↓↓↓

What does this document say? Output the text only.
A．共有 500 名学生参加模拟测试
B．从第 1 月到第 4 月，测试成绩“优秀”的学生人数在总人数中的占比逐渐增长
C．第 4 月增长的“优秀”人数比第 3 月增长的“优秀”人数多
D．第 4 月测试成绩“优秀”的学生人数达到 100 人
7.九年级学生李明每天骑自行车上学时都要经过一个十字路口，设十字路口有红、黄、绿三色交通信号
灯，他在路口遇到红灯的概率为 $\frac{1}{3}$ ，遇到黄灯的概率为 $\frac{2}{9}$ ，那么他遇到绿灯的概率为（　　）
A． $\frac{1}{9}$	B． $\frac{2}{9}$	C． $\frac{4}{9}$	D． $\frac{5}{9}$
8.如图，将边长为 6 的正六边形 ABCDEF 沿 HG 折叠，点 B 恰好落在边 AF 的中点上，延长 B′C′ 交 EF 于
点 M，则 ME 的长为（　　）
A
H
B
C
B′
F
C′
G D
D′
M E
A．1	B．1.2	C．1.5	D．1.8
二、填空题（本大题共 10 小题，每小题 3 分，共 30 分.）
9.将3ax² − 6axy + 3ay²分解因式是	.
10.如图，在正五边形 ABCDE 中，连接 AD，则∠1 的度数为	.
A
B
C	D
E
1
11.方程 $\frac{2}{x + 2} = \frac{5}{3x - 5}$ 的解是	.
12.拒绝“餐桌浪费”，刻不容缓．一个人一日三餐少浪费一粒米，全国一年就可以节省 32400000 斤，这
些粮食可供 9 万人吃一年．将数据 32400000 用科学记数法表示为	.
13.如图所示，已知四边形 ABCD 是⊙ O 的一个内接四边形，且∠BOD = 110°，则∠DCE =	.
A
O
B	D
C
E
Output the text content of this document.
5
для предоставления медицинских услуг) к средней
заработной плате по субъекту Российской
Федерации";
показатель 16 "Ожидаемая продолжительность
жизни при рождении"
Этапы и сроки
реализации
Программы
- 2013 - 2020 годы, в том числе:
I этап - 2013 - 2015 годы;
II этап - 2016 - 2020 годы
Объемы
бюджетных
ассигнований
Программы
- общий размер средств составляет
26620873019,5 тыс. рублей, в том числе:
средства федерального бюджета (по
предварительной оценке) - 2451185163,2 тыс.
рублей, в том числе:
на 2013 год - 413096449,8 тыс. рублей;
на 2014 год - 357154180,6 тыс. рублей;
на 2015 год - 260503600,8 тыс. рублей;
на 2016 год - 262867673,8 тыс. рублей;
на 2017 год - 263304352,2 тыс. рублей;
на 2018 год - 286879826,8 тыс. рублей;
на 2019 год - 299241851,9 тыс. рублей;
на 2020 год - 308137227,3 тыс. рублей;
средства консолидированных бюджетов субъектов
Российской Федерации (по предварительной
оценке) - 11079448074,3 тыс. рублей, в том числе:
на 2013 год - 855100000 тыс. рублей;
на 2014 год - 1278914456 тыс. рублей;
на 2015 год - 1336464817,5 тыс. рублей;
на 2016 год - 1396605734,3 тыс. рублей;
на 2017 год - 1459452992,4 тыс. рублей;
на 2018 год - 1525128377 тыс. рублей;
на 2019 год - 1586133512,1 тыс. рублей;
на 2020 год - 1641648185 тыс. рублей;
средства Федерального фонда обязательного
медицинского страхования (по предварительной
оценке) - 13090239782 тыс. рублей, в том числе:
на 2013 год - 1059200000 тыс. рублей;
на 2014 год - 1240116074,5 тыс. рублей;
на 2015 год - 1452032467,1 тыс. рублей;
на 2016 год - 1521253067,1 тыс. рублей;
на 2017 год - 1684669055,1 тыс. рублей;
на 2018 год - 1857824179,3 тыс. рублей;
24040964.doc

↑↑↑

● What to produce:
Quote every entry exactly.

● Final result:
What does this document say? Output the text only.
A．共有 500 名学生参加模拟测试
B．从第 1 月到第 4 月，测试成绩“优秀”的学生人数在总人数中的占比逐渐增长
C．第 4 月增长的“优秀”人数比第 3 月增长的“优秀”人数多
D．第 4 月测试成绩“优秀”的学生人数达到 100 人
7.九年级学生李明每天骑自行车上学时都要经过一个十字路口，设十字路口有红、黄、绿三色交通信号
灯，他在路口遇到红灯的概率为 $\frac{1}{3}$ ，遇到黄灯的概率为 $\frac{2}{9}$ ，那么他遇到绿灯的概率为（　　）
A． $\frac{1}{9}$	B． $\frac{2}{9}$	C． $\frac{4}{9}$	D． $\frac{5}{9}$
8.如图，将边长为 6 的正六边形 ABCDEF 沿 HG 折叠，点 B 恰好落在边 AF 的中点上，延长 B′C′ 交 EF 于
点 M，则 ME 的长为（　　）
A
H
B
C
B′
F
C′
G D
D′
M E
A．1	B．1.2	C．1.5	D．1.8
二、填空题（本大题共 10 小题，每小题 3 分，共 30 分.）
9.将3ax² − 6axy + 3ay²分解因式是	.
10.如图，在正五边形 ABCDE 中，连接 AD，则∠1 的度数为	.
A
B
C	D
E
1
11.方程 $\frac{2}{x + 2} = \frac{5}{3x - 5}$ 的解是	.
12.拒绝“餐桌浪费”，刻不容缓．一个人一日三餐少浪费一粒米，全国一年就可以节省 32400000 斤，这
些粮食可供 9 万人吃一年．将数据 32400000 用科学记数法表示为	.
13.如图所示，已知四边形 ABCD 是⊙ O 的一个内接四边形，且∠BOD = 110°，则∠DCE =	.
A
O
B	D
C
E
Output the text content of this document.
5
для предоставления медицинских услуг) к средней
заработной плате по субъекту Российской
Федерации";
показатель 16 "Ожидаемая продолжительность
жизни при рождении"
Этапы и сроки
реализации
Программы
- 2013 - 2020 годы, в том числе:
I этап - 2013 - 2015 годы;
II этап - 2016 - 2020 годы
Объемы
бюджетных
ассигнований
Программы
- общий размер средств составляет
26620873019,5 тыс. рублей, в том числе:
средства федерального бюджета (по
предварительной оценке) - 2451185163,2 тыс.
рублей, в том числе:
на 2013 год - 413096449,8 тыс. рублей;
на 2014 год - 357154180,6 тыс. рублей;
на 2015 год - 260503600,8 тыс. рублей;
на 2016 год - 262867673,8 тыс. рублей;
на 2017 год - 263304352,2 тыс. рублей;
на 2018 год - 286879826,8 тыс. рублей;
на 2019 год - 299241851,9 тыс. рублей;
на 2020 год - 308137227,3 тыс. рублей;
средства консолидированных бюджетов субъектов
Российской Федерации (по предварительной
оценке) - 11079448074,3 тыс. рублей, в том числе:
на 2013 год - 855100000 тыс. рублей;
на 2014 год - 1278914456 тыс. рублей;
на 2015 год - 1336464817,5 тыс. рублей;
на 2016 год - 1396605734,3 тыс. рублей;
на 2017 год - 1459452992,4 тыс. рублей;
на 2018 год - 1525128377 тыс. рублей;
на 2019 год - 1586133512,1 тыс. рублей;
на 2020 год - 1641648185 тыс. рублей;
средства Федерального фонда обязательного
медицинского страхования (по предварительной
оценке) - 13090239782 тыс. рублей, в том числе:
на 2013 год - 1059200000 тыс. рублей;
на 2014 год - 1240116074,5 тыс. рублей;
на 2015 год - 1452032467,1 тыс. рублей;
на 2016 год - 1521253067,1 тыс. рублей;
на 2017 год - 1684669055,1 тыс. рублей;
на 2018 год - 1857824179,3 тыс. рублей;
24040964.doc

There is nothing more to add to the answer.